>> Begin DATA LINES
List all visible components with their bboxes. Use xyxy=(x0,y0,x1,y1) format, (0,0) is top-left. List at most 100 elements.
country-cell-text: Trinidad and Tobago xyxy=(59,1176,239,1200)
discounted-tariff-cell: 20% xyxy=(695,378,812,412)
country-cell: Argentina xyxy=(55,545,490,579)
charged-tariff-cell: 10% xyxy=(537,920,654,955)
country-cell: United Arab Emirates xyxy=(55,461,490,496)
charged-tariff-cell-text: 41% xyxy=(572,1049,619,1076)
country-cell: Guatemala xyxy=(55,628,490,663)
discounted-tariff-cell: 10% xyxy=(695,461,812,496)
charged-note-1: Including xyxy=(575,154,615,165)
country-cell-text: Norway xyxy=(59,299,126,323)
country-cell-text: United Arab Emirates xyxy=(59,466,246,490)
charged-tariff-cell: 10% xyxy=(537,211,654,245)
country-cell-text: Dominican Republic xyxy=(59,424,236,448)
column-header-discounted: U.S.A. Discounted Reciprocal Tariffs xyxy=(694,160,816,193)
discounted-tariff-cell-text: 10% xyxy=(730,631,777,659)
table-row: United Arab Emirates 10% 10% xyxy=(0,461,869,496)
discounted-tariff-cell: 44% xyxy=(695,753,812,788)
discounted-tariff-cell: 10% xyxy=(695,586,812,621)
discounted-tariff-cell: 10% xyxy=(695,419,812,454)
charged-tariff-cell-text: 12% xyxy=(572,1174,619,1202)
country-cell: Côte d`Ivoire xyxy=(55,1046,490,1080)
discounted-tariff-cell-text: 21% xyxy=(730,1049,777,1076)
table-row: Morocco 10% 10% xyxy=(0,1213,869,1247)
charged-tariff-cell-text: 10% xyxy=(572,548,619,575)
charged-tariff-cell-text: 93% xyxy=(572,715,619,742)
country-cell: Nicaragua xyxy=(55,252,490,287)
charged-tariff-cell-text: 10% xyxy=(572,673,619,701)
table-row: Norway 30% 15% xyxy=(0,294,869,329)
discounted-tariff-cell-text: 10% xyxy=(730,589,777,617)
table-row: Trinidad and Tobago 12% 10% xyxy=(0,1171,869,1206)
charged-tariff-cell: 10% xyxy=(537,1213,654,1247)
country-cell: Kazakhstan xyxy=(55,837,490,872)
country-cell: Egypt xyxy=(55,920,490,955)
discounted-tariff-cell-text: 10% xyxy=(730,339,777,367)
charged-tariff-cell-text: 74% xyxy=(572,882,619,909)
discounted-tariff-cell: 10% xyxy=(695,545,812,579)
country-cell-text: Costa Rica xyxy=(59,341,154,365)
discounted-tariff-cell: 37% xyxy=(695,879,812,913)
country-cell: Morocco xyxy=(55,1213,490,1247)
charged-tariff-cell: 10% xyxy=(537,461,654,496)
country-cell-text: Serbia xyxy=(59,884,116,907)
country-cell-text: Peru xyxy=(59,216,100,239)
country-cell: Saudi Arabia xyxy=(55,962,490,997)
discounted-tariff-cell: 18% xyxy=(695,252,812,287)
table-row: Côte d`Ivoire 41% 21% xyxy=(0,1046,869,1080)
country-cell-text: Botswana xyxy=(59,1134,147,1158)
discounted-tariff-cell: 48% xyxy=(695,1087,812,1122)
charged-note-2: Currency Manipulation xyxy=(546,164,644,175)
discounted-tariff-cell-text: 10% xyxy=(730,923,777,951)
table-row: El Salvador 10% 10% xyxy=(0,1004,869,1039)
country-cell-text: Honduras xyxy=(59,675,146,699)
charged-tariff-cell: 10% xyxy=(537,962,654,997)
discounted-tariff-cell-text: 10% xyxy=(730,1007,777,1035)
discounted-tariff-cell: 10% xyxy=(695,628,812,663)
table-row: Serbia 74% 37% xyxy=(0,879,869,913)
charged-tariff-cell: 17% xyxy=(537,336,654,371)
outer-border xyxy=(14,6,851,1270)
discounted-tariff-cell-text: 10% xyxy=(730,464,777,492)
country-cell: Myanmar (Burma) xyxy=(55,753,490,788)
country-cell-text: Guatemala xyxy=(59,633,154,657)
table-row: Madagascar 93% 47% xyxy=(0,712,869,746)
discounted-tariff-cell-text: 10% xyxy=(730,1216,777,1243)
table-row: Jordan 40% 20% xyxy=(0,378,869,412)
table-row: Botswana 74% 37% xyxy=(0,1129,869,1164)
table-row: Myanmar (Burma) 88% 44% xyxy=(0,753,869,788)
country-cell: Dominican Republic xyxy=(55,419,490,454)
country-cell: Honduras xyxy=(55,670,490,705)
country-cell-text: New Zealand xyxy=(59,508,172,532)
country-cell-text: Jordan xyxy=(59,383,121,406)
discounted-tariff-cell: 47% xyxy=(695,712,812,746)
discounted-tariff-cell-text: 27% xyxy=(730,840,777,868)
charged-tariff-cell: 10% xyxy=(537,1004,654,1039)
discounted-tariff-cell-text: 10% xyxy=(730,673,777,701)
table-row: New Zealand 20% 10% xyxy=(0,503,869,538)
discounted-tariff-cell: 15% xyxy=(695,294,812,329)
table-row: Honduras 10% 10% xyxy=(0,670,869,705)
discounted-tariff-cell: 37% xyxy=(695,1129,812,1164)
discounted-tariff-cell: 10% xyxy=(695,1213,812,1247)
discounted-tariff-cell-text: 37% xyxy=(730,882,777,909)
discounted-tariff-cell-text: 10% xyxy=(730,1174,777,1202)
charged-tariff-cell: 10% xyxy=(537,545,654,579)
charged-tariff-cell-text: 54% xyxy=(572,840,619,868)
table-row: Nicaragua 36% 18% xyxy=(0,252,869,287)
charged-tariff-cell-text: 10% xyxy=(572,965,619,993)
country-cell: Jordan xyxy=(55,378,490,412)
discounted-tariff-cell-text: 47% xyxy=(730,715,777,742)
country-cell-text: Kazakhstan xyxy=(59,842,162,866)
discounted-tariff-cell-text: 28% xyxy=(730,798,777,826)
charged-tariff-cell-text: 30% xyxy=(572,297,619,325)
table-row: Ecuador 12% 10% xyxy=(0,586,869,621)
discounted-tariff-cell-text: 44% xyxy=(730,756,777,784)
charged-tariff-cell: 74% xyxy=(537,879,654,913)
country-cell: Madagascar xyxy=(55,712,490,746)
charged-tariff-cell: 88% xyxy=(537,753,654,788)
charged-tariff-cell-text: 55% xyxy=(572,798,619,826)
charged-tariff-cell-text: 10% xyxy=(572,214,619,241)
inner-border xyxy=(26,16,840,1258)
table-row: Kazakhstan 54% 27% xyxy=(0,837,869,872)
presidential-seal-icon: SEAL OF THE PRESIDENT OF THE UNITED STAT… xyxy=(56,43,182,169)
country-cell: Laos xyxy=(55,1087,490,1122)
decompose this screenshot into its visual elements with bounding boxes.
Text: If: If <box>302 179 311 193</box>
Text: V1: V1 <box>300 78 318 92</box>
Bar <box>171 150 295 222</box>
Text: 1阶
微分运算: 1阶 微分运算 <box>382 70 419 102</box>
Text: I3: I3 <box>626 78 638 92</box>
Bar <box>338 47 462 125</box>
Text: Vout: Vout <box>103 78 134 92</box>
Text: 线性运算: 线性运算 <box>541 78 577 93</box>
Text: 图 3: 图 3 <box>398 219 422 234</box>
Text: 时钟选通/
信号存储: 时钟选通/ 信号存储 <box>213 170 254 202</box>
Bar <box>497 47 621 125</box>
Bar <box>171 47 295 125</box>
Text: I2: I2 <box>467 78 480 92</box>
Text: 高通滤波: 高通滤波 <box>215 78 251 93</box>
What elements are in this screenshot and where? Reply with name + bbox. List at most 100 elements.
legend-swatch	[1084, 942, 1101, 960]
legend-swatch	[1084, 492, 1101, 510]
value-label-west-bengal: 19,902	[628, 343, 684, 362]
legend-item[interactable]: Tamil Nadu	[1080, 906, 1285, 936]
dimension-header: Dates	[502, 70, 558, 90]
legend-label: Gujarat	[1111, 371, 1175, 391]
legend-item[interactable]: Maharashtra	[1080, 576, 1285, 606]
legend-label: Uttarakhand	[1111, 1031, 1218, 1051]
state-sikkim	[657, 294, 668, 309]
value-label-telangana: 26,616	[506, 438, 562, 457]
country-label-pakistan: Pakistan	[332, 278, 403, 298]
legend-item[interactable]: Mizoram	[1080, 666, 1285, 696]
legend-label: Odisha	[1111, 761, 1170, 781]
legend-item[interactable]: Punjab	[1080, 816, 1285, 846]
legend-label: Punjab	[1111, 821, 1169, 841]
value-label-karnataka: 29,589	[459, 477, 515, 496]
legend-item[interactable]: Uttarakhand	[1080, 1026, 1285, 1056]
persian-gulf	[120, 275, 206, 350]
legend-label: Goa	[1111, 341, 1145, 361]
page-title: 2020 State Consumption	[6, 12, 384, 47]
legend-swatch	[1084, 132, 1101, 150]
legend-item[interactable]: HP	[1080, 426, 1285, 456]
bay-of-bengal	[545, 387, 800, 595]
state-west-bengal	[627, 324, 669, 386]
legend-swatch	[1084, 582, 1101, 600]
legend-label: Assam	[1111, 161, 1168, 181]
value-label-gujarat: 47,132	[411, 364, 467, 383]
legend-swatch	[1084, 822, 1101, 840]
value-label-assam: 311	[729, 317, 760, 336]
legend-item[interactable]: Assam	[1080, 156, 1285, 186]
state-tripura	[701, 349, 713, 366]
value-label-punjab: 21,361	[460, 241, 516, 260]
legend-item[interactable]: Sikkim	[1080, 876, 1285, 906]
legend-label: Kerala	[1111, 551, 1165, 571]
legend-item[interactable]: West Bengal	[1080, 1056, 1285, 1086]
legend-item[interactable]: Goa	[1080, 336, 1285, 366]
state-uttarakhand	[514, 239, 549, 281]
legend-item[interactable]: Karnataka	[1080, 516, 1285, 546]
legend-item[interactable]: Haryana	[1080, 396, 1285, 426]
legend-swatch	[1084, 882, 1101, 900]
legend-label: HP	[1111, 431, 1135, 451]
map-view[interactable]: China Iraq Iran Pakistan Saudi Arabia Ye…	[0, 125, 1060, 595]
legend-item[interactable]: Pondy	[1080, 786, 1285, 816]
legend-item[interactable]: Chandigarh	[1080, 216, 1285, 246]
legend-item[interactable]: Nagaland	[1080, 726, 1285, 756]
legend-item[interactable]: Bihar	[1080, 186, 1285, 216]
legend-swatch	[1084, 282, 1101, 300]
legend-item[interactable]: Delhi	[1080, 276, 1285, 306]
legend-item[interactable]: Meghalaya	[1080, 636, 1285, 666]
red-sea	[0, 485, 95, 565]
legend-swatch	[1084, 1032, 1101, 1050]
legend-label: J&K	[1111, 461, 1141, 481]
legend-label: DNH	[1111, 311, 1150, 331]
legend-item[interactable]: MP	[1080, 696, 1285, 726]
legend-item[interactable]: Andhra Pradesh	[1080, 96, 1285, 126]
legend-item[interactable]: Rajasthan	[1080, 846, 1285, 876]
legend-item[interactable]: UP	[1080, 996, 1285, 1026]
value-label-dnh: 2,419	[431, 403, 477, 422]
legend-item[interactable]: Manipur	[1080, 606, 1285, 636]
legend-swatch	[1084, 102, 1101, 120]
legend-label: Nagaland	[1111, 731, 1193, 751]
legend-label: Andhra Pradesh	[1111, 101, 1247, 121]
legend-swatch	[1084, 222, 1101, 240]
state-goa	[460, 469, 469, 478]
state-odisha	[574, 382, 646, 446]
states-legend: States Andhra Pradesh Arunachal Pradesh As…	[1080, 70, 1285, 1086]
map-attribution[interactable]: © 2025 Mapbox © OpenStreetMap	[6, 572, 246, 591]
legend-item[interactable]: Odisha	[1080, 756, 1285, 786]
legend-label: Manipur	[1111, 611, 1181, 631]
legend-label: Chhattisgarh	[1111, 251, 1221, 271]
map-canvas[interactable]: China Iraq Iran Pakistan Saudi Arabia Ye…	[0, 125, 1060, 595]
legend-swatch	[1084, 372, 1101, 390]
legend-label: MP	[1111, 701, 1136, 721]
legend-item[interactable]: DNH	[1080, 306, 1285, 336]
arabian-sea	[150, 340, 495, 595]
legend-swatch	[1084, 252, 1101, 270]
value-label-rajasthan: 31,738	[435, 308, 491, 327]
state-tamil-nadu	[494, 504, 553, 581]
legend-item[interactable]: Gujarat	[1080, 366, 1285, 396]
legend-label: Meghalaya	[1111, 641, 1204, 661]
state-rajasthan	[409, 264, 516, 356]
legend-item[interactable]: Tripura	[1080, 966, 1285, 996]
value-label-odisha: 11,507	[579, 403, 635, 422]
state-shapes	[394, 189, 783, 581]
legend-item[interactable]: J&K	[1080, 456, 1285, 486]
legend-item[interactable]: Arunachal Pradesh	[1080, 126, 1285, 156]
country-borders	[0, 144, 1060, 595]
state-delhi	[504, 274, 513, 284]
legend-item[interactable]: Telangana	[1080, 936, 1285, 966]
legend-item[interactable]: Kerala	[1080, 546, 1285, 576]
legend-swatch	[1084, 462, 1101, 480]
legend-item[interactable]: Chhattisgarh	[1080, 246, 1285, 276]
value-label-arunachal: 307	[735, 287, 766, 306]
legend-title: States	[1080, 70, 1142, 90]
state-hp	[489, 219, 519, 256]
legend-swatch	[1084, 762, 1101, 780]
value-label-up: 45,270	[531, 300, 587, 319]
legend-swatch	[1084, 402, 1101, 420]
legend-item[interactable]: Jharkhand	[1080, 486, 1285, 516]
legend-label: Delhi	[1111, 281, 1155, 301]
>> End DATA LINES
WHAT THIS TASK INVOLVES:
Can you print the listing line for line, starting at its first line and ending at the line that contains "country-cell-text: Dominican Republic", with that line included?

EXERCISE RESPONSE:
List all visible components with their bboxes. Use xyxy=(x0,y0,x1,y1) format, (0,0) is top-left. List at most 100 elements.
country-cell-text: Trinidad and Tobago xyxy=(59,1176,239,1200)
discounted-tariff-cell: 20% xyxy=(695,378,812,412)
country-cell: Argentina xyxy=(55,545,490,579)
charged-tariff-cell: 10% xyxy=(537,920,654,955)
country-cell: United Arab Emirates xyxy=(55,461,490,496)
charged-tariff-cell-text: 41% xyxy=(572,1049,619,1076)
country-cell: Guatemala xyxy=(55,628,490,663)
discounted-tariff-cell: 10% xyxy=(695,461,812,496)
charged-note-1: Including xyxy=(575,154,615,165)
country-cell-text: Norway xyxy=(59,299,126,323)
country-cell-text: United Arab Emirates xyxy=(59,466,246,490)
charged-tariff-cell: 10% xyxy=(537,211,654,245)
country-cell-text: Dominican Republic xyxy=(59,424,236,448)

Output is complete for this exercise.